Extracted entries.
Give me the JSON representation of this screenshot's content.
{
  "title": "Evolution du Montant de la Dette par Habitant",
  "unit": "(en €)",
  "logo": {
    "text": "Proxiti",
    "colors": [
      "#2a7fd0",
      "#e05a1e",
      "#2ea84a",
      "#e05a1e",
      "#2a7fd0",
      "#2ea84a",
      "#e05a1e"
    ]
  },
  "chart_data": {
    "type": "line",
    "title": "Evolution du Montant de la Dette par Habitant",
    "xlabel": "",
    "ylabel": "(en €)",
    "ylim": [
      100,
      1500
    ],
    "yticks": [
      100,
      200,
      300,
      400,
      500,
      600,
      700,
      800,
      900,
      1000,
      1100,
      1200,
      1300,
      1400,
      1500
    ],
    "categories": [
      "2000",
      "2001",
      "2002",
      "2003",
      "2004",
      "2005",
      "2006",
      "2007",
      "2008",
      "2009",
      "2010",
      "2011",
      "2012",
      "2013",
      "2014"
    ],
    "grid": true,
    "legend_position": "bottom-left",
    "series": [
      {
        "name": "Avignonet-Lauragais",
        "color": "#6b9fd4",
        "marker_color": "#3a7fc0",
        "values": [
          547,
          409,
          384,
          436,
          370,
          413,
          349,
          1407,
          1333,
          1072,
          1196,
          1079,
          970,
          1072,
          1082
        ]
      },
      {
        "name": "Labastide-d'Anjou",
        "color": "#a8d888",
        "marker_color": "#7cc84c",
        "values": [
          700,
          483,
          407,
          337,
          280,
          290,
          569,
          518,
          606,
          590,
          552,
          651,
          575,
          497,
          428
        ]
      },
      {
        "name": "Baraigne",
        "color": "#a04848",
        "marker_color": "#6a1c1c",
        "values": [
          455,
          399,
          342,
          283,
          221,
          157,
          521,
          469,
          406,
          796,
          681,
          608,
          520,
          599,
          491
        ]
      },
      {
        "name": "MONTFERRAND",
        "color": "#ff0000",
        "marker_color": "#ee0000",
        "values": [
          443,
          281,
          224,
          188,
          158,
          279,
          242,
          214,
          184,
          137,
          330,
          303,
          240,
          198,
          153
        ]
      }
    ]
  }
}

Exercise directions.
Copy every line exactly. Leave nothing out.

Expected answer.
Give me the JSON representation of this screenshot's content.
{
  "title": "Evolution du Montant de la Dette par Habitant",
  "unit": "(en €)",
  "logo": {
    "text": "Proxiti",
    "colors": [
      "#2a7fd0",
      "#e05a1e",
      "#2ea84a",
      "#e05a1e",
      "#2a7fd0",
      "#2ea84a",
      "#e05a1e"
    ]
  },
  "chart_data": {
    "type": "line",
    "title": "Evolution du Montant de la Dette par Habitant",
    "xlabel": "",
    "ylabel": "(en €)",
    "ylim": [
      100,
      1500
    ],
    "yticks": [
      100,
      200,
      300,
      400,
      500,
      600,
      700,
      800,
      900,
      1000,
      1100,
      1200,
      1300,
      1400,
      1500
    ],
    "categories": [
      "2000",
      "2001",
      "2002",
      "2003",
      "2004",
      "2005",
      "2006",
      "2007",
      "2008",
      "2009",
      "2010",
      "2011",
      "2012",
      "2013",
      "2014"
    ],
    "grid": true,
    "legend_position": "bottom-left",
    "series": [
      {
        "name": "Avignonet-Lauragais",
        "color": "#6b9fd4",
        "marker_color": "#3a7fc0",
        "values": [
          547,
          409,
          384,
          436,
          370,
          413,
          349,
          1407,
          1333,
          1072,
          1196,
          1079,
          970,
          1072,
          1082
        ]
      },
      {
        "name": "Labastide-d'Anjou",
        "color": "#a8d888",
        "marker_color": "#7cc84c",
        "values": [
          700,
          483,
          407,
          337,
          280,
          290,
          569,
          518,
          606,
          590,
          552,
          651,
          575,
          497,
          428
        ]
      },
      {
        "name": "Baraigne",
        "color": "#a04848",
        "marker_color": "#6a1c1c",
        "values": [
          455,
          399,
          342,
          283,
          221,
          157,
          521,
          469,
          406,
          796,
          681,
          608,
          520,
          599,
          491
        ]
      },
      {
        "name": "MONTFERRAND",
        "color": "#ff0000",
        "marker_color": "#ee0000",
        "values": [
          443,
          281,
          224,
          188,
          158,
          279,
          242,
          214,
          184,
          137,
          330,
          303,
          240,
          198,
          153
        ]
      }
    ]
  }
}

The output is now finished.